Copy each line below in which the string "this" occurs.

-------------------------

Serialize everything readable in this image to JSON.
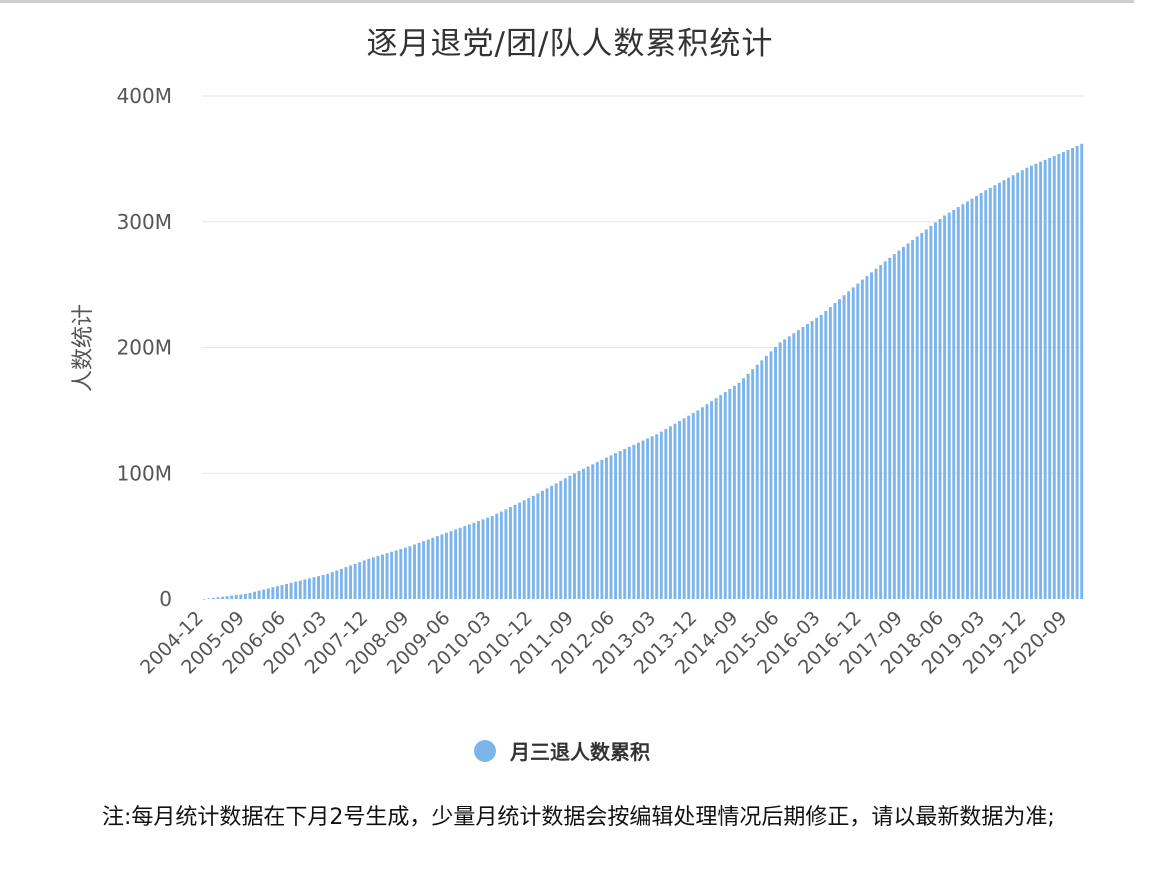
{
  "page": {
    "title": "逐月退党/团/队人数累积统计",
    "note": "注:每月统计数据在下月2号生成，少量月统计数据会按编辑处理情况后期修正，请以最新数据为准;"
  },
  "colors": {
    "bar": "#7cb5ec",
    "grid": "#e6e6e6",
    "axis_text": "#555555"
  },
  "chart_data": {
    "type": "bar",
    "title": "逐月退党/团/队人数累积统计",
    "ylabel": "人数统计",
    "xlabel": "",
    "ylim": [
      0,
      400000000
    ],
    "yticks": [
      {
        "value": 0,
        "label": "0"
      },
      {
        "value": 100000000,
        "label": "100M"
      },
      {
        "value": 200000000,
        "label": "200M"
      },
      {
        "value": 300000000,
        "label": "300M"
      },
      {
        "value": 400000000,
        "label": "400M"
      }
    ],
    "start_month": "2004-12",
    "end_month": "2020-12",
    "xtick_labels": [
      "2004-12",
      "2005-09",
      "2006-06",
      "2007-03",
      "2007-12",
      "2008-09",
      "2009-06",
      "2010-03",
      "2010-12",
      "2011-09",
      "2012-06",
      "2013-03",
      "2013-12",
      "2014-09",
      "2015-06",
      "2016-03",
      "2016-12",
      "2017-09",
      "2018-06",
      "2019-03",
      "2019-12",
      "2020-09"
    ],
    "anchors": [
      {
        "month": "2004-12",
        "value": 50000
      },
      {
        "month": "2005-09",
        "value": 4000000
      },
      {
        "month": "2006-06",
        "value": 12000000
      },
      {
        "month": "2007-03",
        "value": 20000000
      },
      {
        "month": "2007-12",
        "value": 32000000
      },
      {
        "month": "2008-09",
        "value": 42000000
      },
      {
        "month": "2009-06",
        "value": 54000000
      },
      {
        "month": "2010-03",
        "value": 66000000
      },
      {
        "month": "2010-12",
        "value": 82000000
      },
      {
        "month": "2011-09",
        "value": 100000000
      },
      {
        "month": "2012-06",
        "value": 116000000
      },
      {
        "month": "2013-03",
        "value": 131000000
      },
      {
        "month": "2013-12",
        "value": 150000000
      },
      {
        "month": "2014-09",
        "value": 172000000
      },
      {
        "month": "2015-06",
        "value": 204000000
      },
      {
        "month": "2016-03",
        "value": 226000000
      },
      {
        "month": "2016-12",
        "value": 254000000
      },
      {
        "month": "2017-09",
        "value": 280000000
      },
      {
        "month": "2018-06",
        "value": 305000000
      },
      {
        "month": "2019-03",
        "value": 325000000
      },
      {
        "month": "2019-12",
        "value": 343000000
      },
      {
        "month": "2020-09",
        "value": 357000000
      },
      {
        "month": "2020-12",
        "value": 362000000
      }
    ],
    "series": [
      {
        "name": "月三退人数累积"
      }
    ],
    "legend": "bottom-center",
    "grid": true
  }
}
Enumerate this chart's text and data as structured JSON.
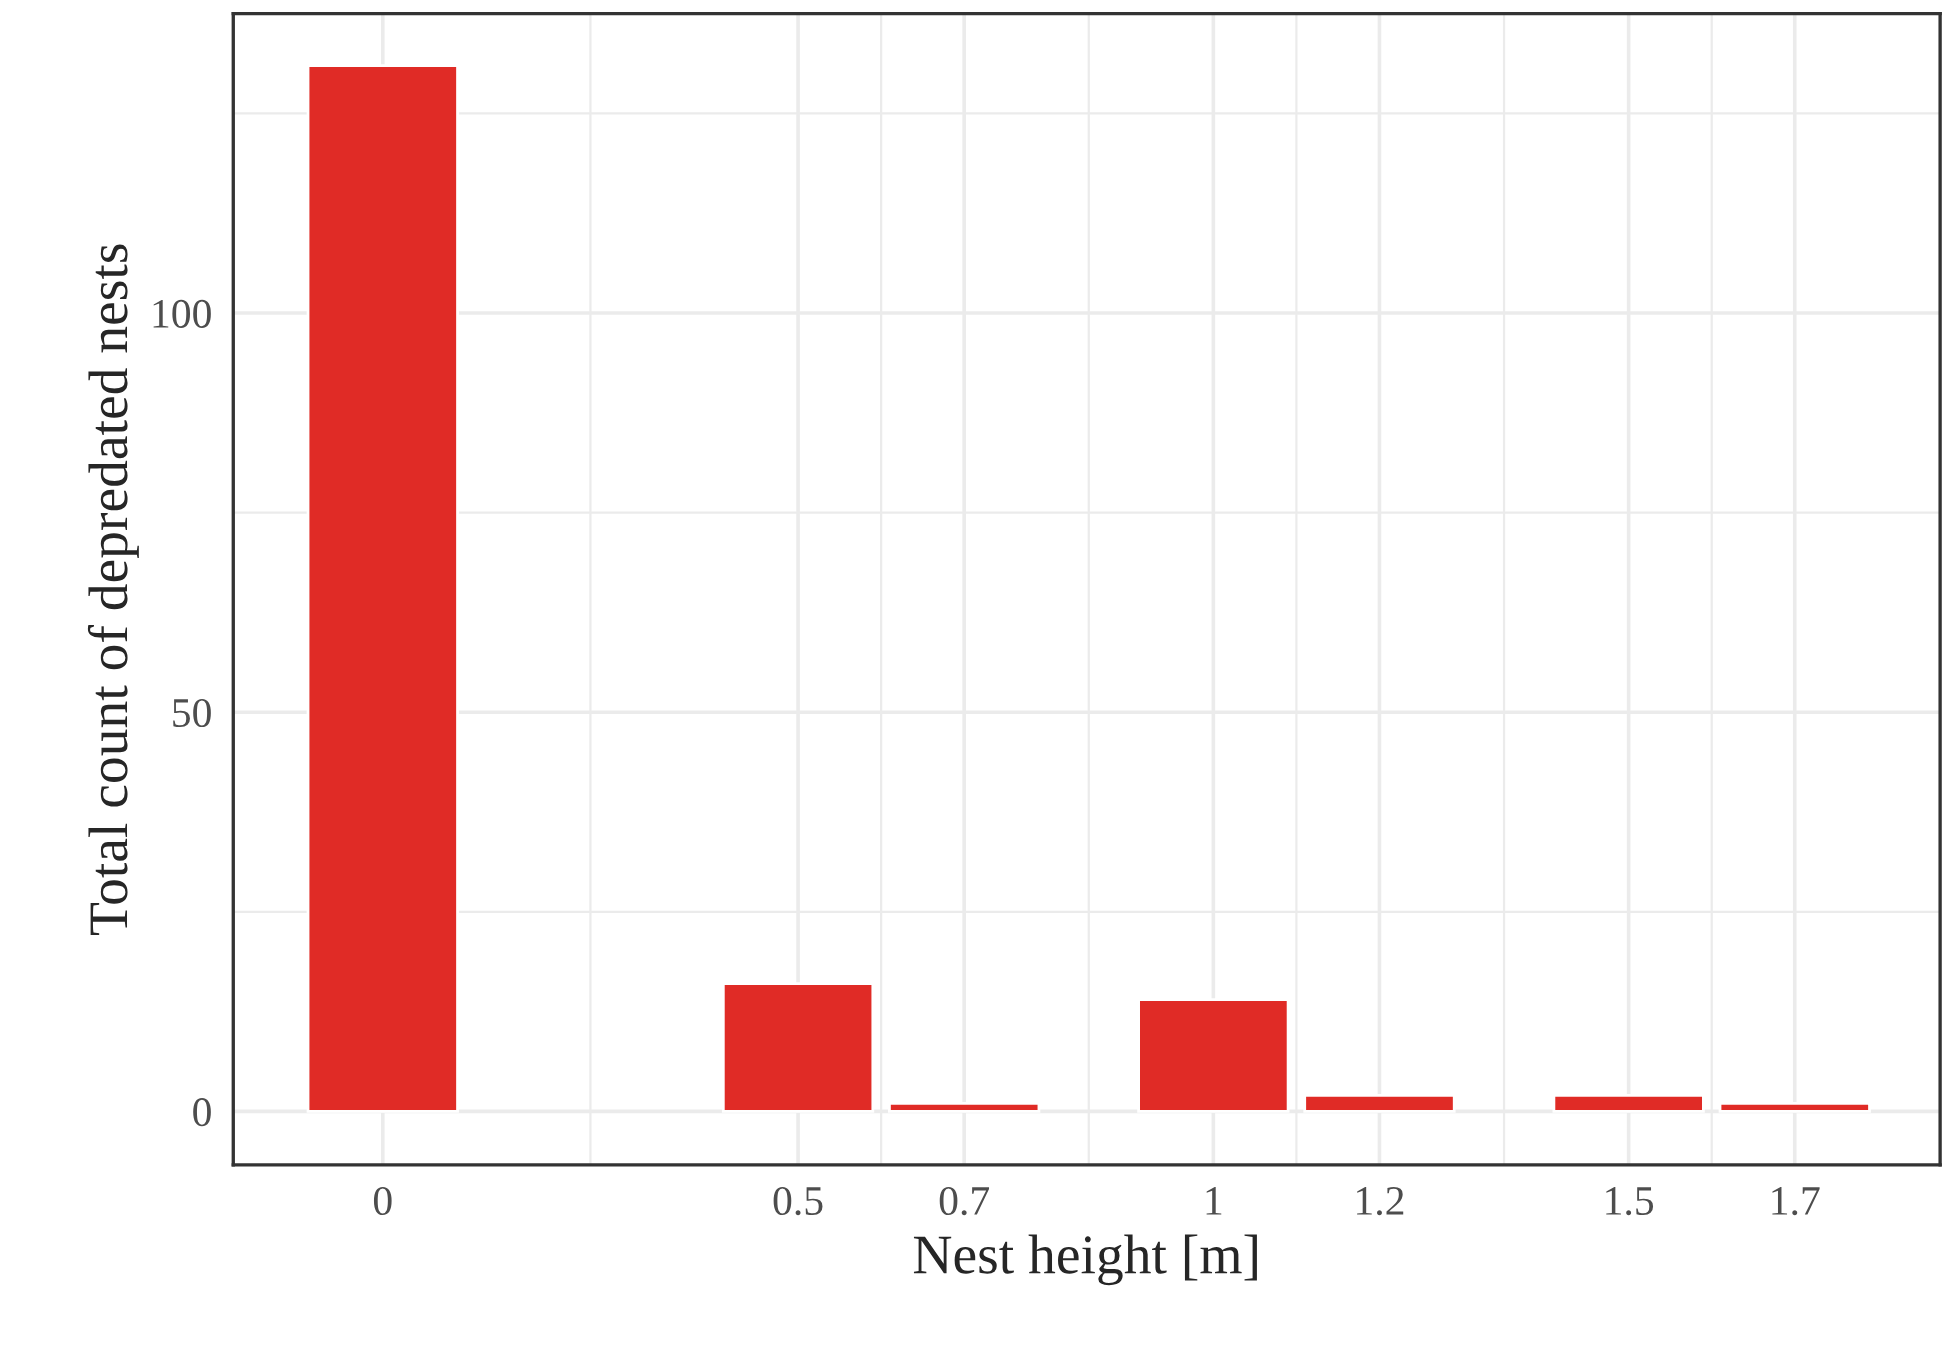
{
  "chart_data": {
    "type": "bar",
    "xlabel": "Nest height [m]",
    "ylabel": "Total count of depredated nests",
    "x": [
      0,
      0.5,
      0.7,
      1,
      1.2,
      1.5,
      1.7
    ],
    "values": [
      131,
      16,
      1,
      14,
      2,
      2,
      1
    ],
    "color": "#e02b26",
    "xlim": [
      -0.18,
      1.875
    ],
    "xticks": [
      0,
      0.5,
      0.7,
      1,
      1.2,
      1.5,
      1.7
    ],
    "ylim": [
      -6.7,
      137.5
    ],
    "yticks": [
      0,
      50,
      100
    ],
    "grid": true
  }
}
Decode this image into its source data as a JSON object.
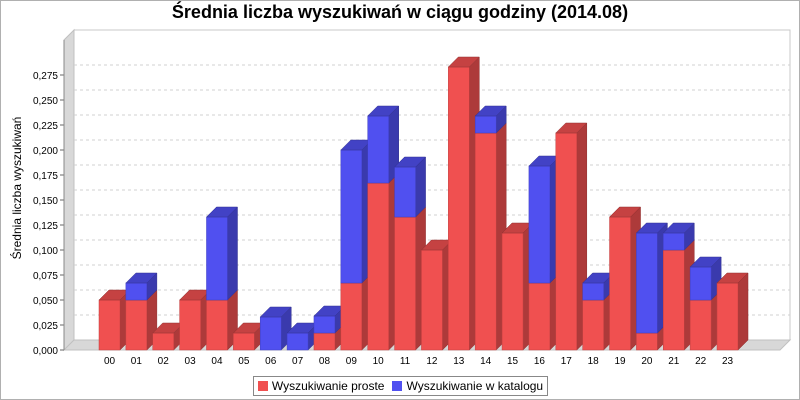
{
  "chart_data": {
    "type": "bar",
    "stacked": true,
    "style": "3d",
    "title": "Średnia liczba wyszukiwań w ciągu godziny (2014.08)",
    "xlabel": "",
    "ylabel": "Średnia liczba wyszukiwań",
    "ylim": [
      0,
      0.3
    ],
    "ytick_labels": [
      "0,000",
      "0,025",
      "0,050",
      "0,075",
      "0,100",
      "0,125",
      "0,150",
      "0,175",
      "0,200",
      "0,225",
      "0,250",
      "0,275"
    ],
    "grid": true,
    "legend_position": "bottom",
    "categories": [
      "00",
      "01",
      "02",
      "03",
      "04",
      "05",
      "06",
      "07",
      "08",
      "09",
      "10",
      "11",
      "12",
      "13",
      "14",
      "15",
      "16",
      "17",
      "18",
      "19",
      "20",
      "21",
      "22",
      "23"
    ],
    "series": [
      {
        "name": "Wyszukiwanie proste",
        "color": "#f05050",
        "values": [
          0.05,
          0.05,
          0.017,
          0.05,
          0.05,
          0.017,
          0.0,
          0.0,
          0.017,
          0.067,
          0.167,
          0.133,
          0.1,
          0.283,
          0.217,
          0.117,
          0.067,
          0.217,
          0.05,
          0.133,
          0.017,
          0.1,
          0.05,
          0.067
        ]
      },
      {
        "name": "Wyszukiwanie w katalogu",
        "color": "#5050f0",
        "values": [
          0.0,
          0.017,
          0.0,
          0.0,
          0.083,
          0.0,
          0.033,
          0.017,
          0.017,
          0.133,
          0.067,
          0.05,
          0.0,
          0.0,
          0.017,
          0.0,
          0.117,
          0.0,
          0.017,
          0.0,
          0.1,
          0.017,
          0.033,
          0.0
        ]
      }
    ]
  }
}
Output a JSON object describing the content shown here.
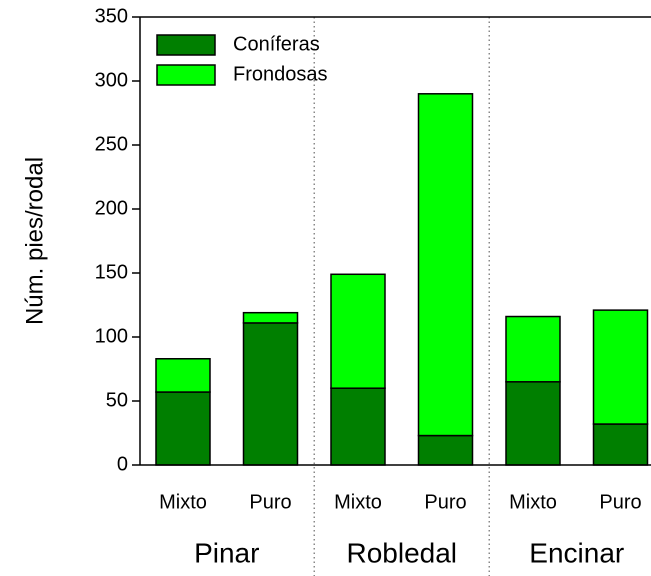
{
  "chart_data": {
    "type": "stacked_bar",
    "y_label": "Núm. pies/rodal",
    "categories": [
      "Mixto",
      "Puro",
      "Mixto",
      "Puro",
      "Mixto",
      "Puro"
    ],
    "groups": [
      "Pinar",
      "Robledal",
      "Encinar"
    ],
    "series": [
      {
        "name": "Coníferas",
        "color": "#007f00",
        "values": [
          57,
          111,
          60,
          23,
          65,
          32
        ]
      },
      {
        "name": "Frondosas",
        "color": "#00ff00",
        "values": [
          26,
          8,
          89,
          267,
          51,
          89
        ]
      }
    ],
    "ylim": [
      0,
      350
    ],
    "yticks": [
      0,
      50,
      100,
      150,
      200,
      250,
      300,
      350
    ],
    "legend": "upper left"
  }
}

-------------------------

Complete output:
Serialize everything readable in this image to JSON.
Enumerate this chart's text and data as structured JSON.
Decode this image into its source data as a JSON object.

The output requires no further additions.